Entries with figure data

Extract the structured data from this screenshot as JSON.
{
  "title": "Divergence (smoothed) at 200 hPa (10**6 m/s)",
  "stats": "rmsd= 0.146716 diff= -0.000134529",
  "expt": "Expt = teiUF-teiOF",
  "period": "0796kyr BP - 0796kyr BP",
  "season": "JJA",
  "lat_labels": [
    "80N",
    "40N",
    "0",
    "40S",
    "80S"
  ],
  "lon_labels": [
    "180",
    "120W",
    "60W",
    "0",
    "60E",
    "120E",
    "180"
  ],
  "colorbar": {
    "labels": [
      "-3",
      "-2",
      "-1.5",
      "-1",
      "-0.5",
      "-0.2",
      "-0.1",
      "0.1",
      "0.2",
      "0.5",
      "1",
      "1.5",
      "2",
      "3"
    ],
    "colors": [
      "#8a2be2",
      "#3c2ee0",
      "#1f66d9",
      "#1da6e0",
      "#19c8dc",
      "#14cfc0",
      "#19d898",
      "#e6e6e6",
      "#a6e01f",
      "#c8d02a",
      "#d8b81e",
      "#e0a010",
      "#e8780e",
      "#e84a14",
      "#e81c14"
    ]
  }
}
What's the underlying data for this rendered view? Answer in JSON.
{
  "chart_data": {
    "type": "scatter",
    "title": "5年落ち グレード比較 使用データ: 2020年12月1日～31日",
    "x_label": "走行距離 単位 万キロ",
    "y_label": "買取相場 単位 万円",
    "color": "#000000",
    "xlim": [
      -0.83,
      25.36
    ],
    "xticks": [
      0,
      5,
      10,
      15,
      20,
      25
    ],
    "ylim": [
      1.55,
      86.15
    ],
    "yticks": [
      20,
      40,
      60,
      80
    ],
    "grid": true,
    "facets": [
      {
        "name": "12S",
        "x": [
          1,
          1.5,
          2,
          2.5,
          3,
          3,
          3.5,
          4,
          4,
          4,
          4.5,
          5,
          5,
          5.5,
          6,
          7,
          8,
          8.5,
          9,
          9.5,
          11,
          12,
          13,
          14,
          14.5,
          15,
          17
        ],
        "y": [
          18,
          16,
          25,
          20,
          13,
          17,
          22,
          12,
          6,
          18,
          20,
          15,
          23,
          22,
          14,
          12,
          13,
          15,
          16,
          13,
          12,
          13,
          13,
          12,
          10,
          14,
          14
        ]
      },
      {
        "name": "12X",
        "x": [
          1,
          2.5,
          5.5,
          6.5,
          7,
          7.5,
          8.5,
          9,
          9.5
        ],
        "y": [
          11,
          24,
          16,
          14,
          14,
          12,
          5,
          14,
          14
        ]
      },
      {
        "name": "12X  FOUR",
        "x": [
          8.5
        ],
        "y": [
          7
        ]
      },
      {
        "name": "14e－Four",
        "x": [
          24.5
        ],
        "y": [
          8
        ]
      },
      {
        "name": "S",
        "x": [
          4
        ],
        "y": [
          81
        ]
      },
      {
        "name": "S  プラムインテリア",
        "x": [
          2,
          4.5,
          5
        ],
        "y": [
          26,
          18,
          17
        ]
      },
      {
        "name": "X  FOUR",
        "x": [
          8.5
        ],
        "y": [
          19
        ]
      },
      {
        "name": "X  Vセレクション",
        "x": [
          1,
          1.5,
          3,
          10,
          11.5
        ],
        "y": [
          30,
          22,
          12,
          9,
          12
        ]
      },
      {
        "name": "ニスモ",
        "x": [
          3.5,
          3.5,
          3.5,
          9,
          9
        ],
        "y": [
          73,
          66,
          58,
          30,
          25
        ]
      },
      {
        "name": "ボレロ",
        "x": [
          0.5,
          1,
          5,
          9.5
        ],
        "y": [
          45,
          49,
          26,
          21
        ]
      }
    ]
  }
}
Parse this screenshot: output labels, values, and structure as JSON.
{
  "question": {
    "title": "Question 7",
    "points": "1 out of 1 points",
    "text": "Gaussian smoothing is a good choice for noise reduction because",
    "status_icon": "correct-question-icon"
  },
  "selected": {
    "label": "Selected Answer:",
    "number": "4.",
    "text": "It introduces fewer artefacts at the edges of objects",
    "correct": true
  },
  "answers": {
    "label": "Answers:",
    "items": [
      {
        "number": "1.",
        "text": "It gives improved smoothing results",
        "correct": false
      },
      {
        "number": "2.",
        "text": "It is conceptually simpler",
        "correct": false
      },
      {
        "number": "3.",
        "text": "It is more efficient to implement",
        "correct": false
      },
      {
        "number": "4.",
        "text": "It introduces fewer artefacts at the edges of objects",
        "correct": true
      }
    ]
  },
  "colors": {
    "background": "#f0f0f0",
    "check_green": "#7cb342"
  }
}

WRITTEN EXERCISE |
Copy out every entry again, exactly as it was given.

COMPLETED EXERCISE |
Extract the structured data from this screenshot as JSON.
{
  "title": "Divergence (smoothed) at 200 hPa (10**6 m/s)",
  "stats": "rmsd= 0.146716 diff= -0.000134529",
  "expt": "Expt = teiUF-teiOF",
  "period": "0796kyr BP - 0796kyr BP",
  "season": "JJA",
  "lat_labels": [
    "80N",
    "40N",
    "0",
    "40S",
    "80S"
  ],
  "lon_labels": [
    "180",
    "120W",
    "60W",
    "0",
    "60E",
    "120E",
    "180"
  ],
  "colorbar": {
    "labels": [
      "-3",
      "-2",
      "-1.5",
      "-1",
      "-0.5",
      "-0.2",
      "-0.1",
      "0.1",
      "0.2",
      "0.5",
      "1",
      "1.5",
      "2",
      "3"
    ],
    "colors": [
      "#8a2be2",
      "#3c2ee0",
      "#1f66d9",
      "#1da6e0",
      "#19c8dc",
      "#14cfc0",
      "#19d898",
      "#e6e6e6",
      "#a6e01f",
      "#c8d02a",
      "#d8b81e",
      "#e0a010",
      "#e8780e",
      "#e84a14",
      "#e81c14"
    ]
  }
}
What's the underlying data for this rendered view? Answer in JSON.
{
  "chart_data": {
    "type": "scatter",
    "title": "5年落ち グレード比較 使用データ: 2020年12月1日～31日",
    "x_label": "走行距離 単位 万キロ",
    "y_label": "買取相場 単位 万円",
    "color": "#000000",
    "xlim": [
      -0.83,
      25.36
    ],
    "xticks": [
      0,
      5,
      10,
      15,
      20,
      25
    ],
    "ylim": [
      1.55,
      86.15
    ],
    "yticks": [
      20,
      40,
      60,
      80
    ],
    "grid": true,
    "facets": [
      {
        "name": "12S",
        "x": [
          1,
          1.5,
          2,
          2.5,
          3,
          3,
          3.5,
          4,
          4,
          4,
          4.5,
          5,
          5,
          5.5,
          6,
          7,
          8,
          8.5,
          9,
          9.5,
          11,
          12,
          13,
          14,
          14.5,
          15,
          17
        ],
        "y": [
          18,
          16,
          25,
          20,
          13,
          17,
          22,
          12,
          6,
          18,
          20,
          15,
          23,
          22,
          14,
          12,
          13,
          15,
          16,
          13,
          12,
          13,
          13,
          12,
          10,
          14,
          14
        ]
      },
      {
        "name": "12X",
        "x": [
          1,
          2.5,
          5.5,
          6.5,
          7,
          7.5,
          8.5,
          9,
          9.5
        ],
        "y": [
          11,
          24,
          16,
          14,
          14,
          12,
          5,
          14,
          14
        ]
      },
      {
        "name": "12X  FOUR",
        "x": [
          8.5
        ],
        "y": [
          7
        ]
      },
      {
        "name": "14e－Four",
        "x": [
          24.5
        ],
        "y": [
          8
        ]
      },
      {
        "name": "S",
        "x": [
          4
        ],
        "y": [
          81
        ]
      },
      {
        "name": "S  プラムインテリア",
        "x": [
          2,
          4.5,
          5
        ],
        "y": [
          26,
          18,
          17
        ]
      },
      {
        "name": "X  FOUR",
        "x": [
          8.5
        ],
        "y": [
          19
        ]
      },
      {
        "name": "X  Vセレクション",
        "x": [
          1,
          1.5,
          3,
          10,
          11.5
        ],
        "y": [
          30,
          22,
          12,
          9,
          12
        ]
      },
      {
        "name": "ニスモ",
        "x": [
          3.5,
          3.5,
          3.5,
          9,
          9
        ],
        "y": [
          73,
          66,
          58,
          30,
          25
        ]
      },
      {
        "name": "ボレロ",
        "x": [
          0.5,
          1,
          5,
          9.5
        ],
        "y": [
          45,
          49,
          26,
          21
        ]
      }
    ]
  }
}
Parse this screenshot: output labels, values, and structure as JSON.
{
  "question": {
    "title": "Question 7",
    "points": "1 out of 1 points",
    "text": "Gaussian smoothing is a good choice for noise reduction because",
    "status_icon": "correct-question-icon"
  },
  "selected": {
    "label": "Selected Answer:",
    "number": "4.",
    "text": "It introduces fewer artefacts at the edges of objects",
    "correct": true
  },
  "answers": {
    "label": "Answers:",
    "items": [
      {
        "number": "1.",
        "text": "It gives improved smoothing results",
        "correct": false
      },
      {
        "number": "2.",
        "text": "It is conceptually simpler",
        "correct": false
      },
      {
        "number": "3.",
        "text": "It is more efficient to implement",
        "correct": false
      },
      {
        "number": "4.",
        "text": "It introduces fewer artefacts at the edges of objects",
        "correct": true
      }
    ]
  },
  "colors": {
    "background": "#f0f0f0",
    "check_green": "#7cb342"
  }
}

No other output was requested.